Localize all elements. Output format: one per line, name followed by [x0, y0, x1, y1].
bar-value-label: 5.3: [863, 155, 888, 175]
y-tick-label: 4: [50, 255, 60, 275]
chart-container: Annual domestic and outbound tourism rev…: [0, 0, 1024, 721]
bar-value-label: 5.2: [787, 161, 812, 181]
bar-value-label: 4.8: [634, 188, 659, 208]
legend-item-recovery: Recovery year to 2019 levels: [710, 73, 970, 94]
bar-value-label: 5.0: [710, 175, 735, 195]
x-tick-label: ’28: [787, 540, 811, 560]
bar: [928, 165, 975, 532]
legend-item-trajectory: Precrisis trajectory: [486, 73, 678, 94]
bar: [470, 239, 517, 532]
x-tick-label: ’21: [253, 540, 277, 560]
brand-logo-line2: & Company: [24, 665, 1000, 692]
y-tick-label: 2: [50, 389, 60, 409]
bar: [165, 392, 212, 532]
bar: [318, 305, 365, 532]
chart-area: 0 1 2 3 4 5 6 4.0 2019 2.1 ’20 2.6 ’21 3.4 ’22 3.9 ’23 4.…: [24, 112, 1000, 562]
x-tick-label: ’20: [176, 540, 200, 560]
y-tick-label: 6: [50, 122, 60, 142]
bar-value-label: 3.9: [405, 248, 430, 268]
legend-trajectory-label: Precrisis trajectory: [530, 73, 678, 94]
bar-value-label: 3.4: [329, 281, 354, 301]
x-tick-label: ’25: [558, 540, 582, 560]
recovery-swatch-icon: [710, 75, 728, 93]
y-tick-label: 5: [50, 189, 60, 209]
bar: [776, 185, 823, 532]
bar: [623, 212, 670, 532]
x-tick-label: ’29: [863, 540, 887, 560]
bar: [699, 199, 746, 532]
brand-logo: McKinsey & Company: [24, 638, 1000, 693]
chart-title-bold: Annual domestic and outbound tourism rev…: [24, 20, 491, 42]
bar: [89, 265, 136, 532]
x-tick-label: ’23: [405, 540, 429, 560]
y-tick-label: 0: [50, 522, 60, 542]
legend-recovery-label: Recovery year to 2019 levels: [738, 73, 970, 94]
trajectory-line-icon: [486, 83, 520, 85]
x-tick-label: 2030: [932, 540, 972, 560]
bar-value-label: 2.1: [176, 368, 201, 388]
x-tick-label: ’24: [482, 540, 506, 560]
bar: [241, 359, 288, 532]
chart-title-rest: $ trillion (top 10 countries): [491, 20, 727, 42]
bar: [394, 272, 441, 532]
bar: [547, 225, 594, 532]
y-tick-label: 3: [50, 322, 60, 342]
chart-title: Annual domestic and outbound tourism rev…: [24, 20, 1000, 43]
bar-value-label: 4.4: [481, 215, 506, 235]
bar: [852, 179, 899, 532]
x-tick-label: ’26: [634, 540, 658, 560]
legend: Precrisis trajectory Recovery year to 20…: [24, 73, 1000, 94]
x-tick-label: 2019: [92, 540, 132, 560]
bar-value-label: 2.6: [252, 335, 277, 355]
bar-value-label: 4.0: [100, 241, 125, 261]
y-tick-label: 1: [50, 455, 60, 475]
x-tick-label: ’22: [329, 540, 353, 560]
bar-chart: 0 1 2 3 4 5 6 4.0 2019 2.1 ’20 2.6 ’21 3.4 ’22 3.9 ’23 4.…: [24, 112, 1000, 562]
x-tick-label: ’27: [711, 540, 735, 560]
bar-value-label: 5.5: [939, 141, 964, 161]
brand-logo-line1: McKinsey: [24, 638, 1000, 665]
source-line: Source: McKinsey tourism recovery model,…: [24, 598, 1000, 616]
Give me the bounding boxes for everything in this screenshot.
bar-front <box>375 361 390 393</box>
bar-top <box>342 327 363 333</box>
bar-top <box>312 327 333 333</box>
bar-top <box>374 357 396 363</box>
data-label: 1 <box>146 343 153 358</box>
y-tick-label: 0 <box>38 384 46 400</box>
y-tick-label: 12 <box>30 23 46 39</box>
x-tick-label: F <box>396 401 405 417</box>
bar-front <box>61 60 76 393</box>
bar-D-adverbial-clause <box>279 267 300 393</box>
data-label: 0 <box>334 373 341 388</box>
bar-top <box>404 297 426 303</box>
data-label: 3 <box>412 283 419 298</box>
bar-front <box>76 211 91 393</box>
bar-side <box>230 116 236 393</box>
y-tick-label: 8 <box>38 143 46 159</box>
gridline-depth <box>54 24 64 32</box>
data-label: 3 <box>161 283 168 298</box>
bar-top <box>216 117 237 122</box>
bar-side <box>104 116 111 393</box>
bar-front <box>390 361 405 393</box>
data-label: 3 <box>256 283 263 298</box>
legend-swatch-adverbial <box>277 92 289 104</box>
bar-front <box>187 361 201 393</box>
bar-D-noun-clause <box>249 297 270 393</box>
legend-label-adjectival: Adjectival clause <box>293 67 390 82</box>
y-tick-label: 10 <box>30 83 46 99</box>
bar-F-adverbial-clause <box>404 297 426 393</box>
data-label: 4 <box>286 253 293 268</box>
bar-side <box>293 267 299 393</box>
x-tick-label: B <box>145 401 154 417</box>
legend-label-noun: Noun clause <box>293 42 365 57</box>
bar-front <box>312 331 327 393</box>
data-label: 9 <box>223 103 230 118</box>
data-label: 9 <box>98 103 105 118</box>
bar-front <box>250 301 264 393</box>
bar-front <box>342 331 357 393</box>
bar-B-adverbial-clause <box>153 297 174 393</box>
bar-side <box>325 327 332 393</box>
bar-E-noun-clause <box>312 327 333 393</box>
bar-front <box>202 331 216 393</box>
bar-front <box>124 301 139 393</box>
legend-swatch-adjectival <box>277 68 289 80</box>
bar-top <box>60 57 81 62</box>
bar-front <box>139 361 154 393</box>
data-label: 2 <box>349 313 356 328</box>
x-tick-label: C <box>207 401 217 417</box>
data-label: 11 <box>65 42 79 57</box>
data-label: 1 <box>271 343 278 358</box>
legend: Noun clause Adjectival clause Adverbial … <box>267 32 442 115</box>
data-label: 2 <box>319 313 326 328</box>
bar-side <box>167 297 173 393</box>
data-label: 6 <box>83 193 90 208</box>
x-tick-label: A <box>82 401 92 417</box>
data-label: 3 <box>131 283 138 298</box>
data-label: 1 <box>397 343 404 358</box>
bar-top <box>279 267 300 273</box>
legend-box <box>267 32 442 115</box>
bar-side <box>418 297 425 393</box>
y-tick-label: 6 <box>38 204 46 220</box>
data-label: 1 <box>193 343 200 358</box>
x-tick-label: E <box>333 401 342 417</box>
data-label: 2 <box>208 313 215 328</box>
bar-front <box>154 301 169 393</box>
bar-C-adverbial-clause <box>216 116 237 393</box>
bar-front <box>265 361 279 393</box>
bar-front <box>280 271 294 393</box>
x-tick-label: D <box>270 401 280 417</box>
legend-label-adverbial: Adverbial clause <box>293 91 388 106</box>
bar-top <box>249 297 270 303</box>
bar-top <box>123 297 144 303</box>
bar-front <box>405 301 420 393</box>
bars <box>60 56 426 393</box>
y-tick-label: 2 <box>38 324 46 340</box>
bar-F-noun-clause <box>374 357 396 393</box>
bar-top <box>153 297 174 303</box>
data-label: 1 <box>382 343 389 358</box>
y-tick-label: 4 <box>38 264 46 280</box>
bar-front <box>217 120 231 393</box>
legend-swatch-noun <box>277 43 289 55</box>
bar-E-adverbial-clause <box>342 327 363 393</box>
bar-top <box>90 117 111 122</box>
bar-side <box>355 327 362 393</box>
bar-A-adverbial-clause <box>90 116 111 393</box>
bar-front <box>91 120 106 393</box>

* * *

## [WRITTEN INSTRUCTION]
Can you reproduce every line of the entries above, word for word?

## [RESPONSE TO THIS EXERCISE]
Localize all elements. Output format: one per line, name followed by [x0, y0, x1, y1].
bar-value-label: 5.3: [863, 155, 888, 175]
y-tick-label: 4: [50, 255, 60, 275]
chart-container: Annual domestic and outbound tourism rev…: [0, 0, 1024, 721]
bar-value-label: 5.2: [787, 161, 812, 181]
bar-value-label: 4.8: [634, 188, 659, 208]
legend-item-recovery: Recovery year to 2019 levels: [710, 73, 970, 94]
bar-value-label: 5.0: [710, 175, 735, 195]
x-tick-label: ’28: [787, 540, 811, 560]
bar: [928, 165, 975, 532]
legend-item-trajectory: Precrisis trajectory: [486, 73, 678, 94]
bar: [470, 239, 517, 532]
x-tick-label: ’21: [253, 540, 277, 560]
brand-logo-line2: & Company: [24, 665, 1000, 692]
y-tick-label: 2: [50, 389, 60, 409]
bar: [165, 392, 212, 532]
bar: [318, 305, 365, 532]
chart-area: 0 1 2 3 4 5 6 4.0 2019 2.1 ’20 2.6 ’21 3.4 ’22 3.9 ’23 4.…: [24, 112, 1000, 562]
x-tick-label: ’20: [176, 540, 200, 560]
y-tick-label: 6: [50, 122, 60, 142]
bar-value-label: 3.9: [405, 248, 430, 268]
legend-trajectory-label: Precrisis trajectory: [530, 73, 678, 94]
bar-value-label: 3.4: [329, 281, 354, 301]
x-tick-label: ’25: [558, 540, 582, 560]
recovery-swatch-icon: [710, 75, 728, 93]
y-tick-label: 5: [50, 189, 60, 209]
bar: [776, 185, 823, 532]
bar: [623, 212, 670, 532]
x-tick-label: ’29: [863, 540, 887, 560]
bar: [699, 199, 746, 532]
brand-logo: McKinsey & Company: [24, 638, 1000, 693]
chart-title-bold: Annual domestic and outbound tourism rev…: [24, 20, 491, 42]
bar: [89, 265, 136, 532]
x-tick-label: ’23: [405, 540, 429, 560]
y-tick-label: 0: [50, 522, 60, 542]
legend-recovery-label: Recovery year to 2019 levels: [738, 73, 970, 94]
trajectory-line-icon: [486, 83, 520, 85]
x-tick-label: 2030: [932, 540, 972, 560]
bar-value-label: 2.1: [176, 368, 201, 388]
x-tick-label: ’24: [482, 540, 506, 560]
bar: [241, 359, 288, 532]
chart-title-rest: $ trillion (top 10 countries): [491, 20, 727, 42]
bar: [394, 272, 441, 532]
bar: [547, 225, 594, 532]
y-tick-label: 3: [50, 322, 60, 342]
chart-title: Annual domestic and outbound tourism rev…: [24, 20, 1000, 43]
bar-value-label: 4.4: [481, 215, 506, 235]
bar: [852, 179, 899, 532]
x-tick-label: ’26: [634, 540, 658, 560]
legend: Precrisis trajectory Recovery year to 20…: [24, 73, 1000, 94]
x-tick-label: 2019: [92, 540, 132, 560]
bar-value-label: 2.6: [252, 335, 277, 355]
bar-value-label: 4.0: [100, 241, 125, 261]
y-tick-label: 1: [50, 455, 60, 475]
x-tick-label: ’22: [329, 540, 353, 560]
bar-chart: 0 1 2 3 4 5 6 4.0 2019 2.1 ’20 2.6 ’21 3.4 ’22 3.9 ’23 4.…: [24, 112, 1000, 562]
x-tick-label: ’27: [711, 540, 735, 560]
bar-value-label: 5.5: [939, 141, 964, 161]
brand-logo-line1: McKinsey: [24, 638, 1000, 665]
source-line: Source: McKinsey tourism recovery model,…: [24, 598, 1000, 616]
Give me the bounding boxes for everything in this screenshot.
bar-front <box>375 361 390 393</box>
bar-top <box>342 327 363 333</box>
bar-top <box>312 327 333 333</box>
bar-top <box>374 357 396 363</box>
data-label: 1 <box>146 343 153 358</box>
y-tick-label: 0 <box>38 384 46 400</box>
y-tick-label: 12 <box>30 23 46 39</box>
x-tick-label: F <box>396 401 405 417</box>
bar-front <box>61 60 76 393</box>
bar-D-adverbial-clause <box>279 267 300 393</box>
data-label: 0 <box>334 373 341 388</box>
bar-top <box>404 297 426 303</box>
data-label: 3 <box>412 283 419 298</box>
bar-front <box>76 211 91 393</box>
bar-side <box>230 116 236 393</box>
y-tick-label: 8 <box>38 143 46 159</box>
gridline-depth <box>54 24 64 32</box>
data-label: 3 <box>161 283 168 298</box>
bar-top <box>216 117 237 122</box>
bar-side <box>104 116 111 393</box>
bar-front <box>390 361 405 393</box>
data-label: 3 <box>256 283 263 298</box>
legend-swatch-adverbial <box>277 92 289 104</box>
bar-front <box>187 361 201 393</box>
bar-D-noun-clause <box>249 297 270 393</box>
legend-label-adjectival: Adjectival clause <box>293 67 390 82</box>
y-tick-label: 10 <box>30 83 46 99</box>
bar-F-adverbial-clause <box>404 297 426 393</box>
data-label: 4 <box>286 253 293 268</box>
bar-side <box>293 267 299 393</box>
x-tick-label: B <box>145 401 154 417</box>
legend-label-noun: Noun clause <box>293 42 365 57</box>
bar-front <box>312 331 327 393</box>
data-label: 9 <box>223 103 230 118</box>
data-label: 9 <box>98 103 105 118</box>
bar-front <box>250 301 264 393</box>
bar-front <box>342 331 357 393</box>
bar-B-adverbial-clause <box>153 297 174 393</box>
bar-side <box>325 327 332 393</box>
bar-E-noun-clause <box>312 327 333 393</box>
bar-front <box>202 331 216 393</box>
bar-front <box>124 301 139 393</box>
legend-swatch-adjectival <box>277 68 289 80</box>
bar-top <box>60 57 81 62</box>
bar-front <box>139 361 154 393</box>
data-label: 2 <box>349 313 356 328</box>
x-tick-label: C <box>207 401 217 417</box>
data-label: 11 <box>65 42 79 57</box>
data-label: 1 <box>271 343 278 358</box>
legend: Noun clause Adjectival clause Adverbial … <box>267 32 442 115</box>
data-label: 2 <box>319 313 326 328</box>
bar-side <box>167 297 173 393</box>
data-label: 6 <box>83 193 90 208</box>
x-tick-label: A <box>82 401 92 417</box>
data-label: 3 <box>131 283 138 298</box>
data-label: 1 <box>397 343 404 358</box>
bar-top <box>279 267 300 273</box>
legend-box <box>267 32 442 115</box>
bar-side <box>418 297 425 393</box>
y-tick-label: 6 <box>38 204 46 220</box>
data-label: 1 <box>193 343 200 358</box>
x-tick-label: E <box>333 401 342 417</box>
data-label: 2 <box>208 313 215 328</box>
bar-front <box>154 301 169 393</box>
bar-C-adverbial-clause <box>216 116 237 393</box>
bar-front <box>265 361 279 393</box>
bar-front <box>280 271 294 393</box>
x-tick-label: D <box>270 401 280 417</box>
legend-label-adverbial: Adverbial clause <box>293 91 388 106</box>
bar-top <box>249 297 270 303</box>
bar-top <box>123 297 144 303</box>
bar-front <box>405 301 420 393</box>
bars <box>60 56 426 393</box>
y-tick-label: 2 <box>38 324 46 340</box>
bar-F-noun-clause <box>374 357 396 393</box>
bar-top <box>153 297 174 303</box>
data-label: 1 <box>382 343 389 358</box>
y-tick-label: 4 <box>38 264 46 280</box>
bar-front <box>217 120 231 393</box>
legend-swatch-noun <box>277 43 289 55</box>
bar-E-adverbial-clause <box>342 327 363 393</box>
bar-top <box>90 117 111 122</box>
bar-side <box>355 327 362 393</box>
bar-A-adverbial-clause <box>90 116 111 393</box>
bar-front <box>91 120 106 393</box>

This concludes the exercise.